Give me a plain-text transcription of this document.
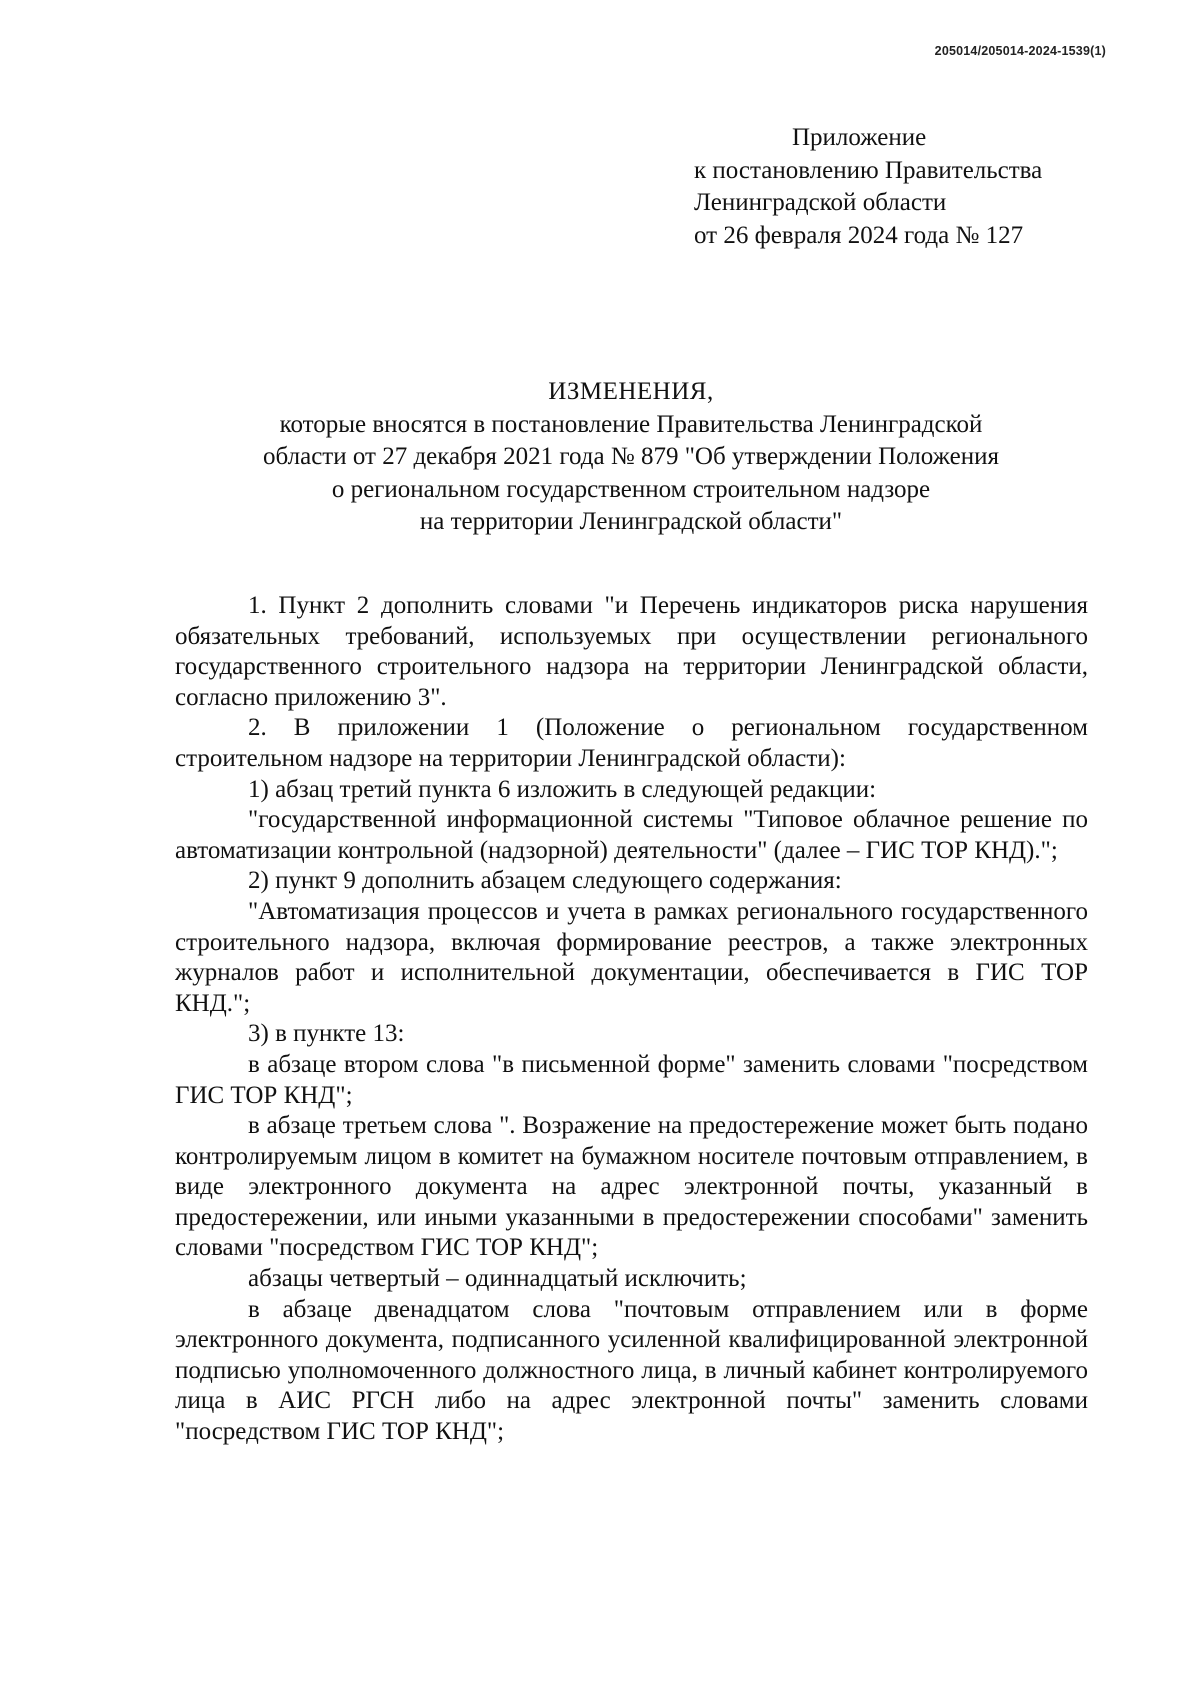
205014/205014-2024-1539(1)
Приложение
к постановлению Правительства
Ленинградской области
от 26 февраля 2024 года № 127
ИЗМЕНЕНИЯ,
которые вносятся в постановление Правительства Ленинградской
области от 27 декабря 2021 года № 879 "Об утверждении Положения
о региональном государственном строительном надзоре
на территории Ленинградской области"

1. Пункт 2 дополнить словами "и Перечень индикаторов риска нарушения обязательных требований, используемых при осуществлении регионального государственного строительного надзора на территории Ленинградской области, согласно приложению 3".

2. В приложении 1 (Положение о региональном государственном строительном надзоре на территории Ленинградской области):

1) абзац третий пункта 6 изложить в следующей редакции:

"государственной информационной системы "Типовое облачное решение по автоматизации контрольной (надзорной) деятельности" (далее – ГИС ТОР КНД).";

2) пункт 9 дополнить абзацем следующего содержания:

"Автоматизация процессов и учета в рамках регионального государственного строительного надзора, включая формирование реестров, а также электронных журналов работ и исполнительной документации, обеспечивается в ГИС ТОР КНД.";

3) в пункте 13:

в абзаце втором слова "в письменной форме" заменить словами "посредством ГИС ТОР КНД";

в абзаце третьем слова ". Возражение на предостережение может быть подано контролируемым лицом в комитет на бумажном носителе почтовым отправлением, в виде электронного документа на адрес электронной почты, указанный в предостережении, или иными указанными в предостережении способами" заменить словами "посредством ГИС ТОР КНД";

абзацы четвертый – одиннадцатый исключить;

в абзаце двенадцатом слова "почтовым отправлением или в форме электронного документа, подписанного усиленной квалифицированной электронной подписью уполномоченного должностного лица, в личный кабинет контролируемого лица в АИС РГСН либо на адрес электронной почты" заменить словами "посредством ГИС ТОР КНД";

WRITTEN INSTRUCTION: List each line in the listing that contains the string "территории".

SOLUTION TO THE EXERCISE:
на территории Ленинградской области"
1. Пункт 2 дополнить словами "и Перечень индикаторов риска нарушения обязательных требований, используемых при осуществлении регионального государственного строительного надзора на территории Ленинградской области, согласно приложению 3".
2. В приложении 1 (Положение о региональном государственном строительном надзоре на территории Ленинградской области):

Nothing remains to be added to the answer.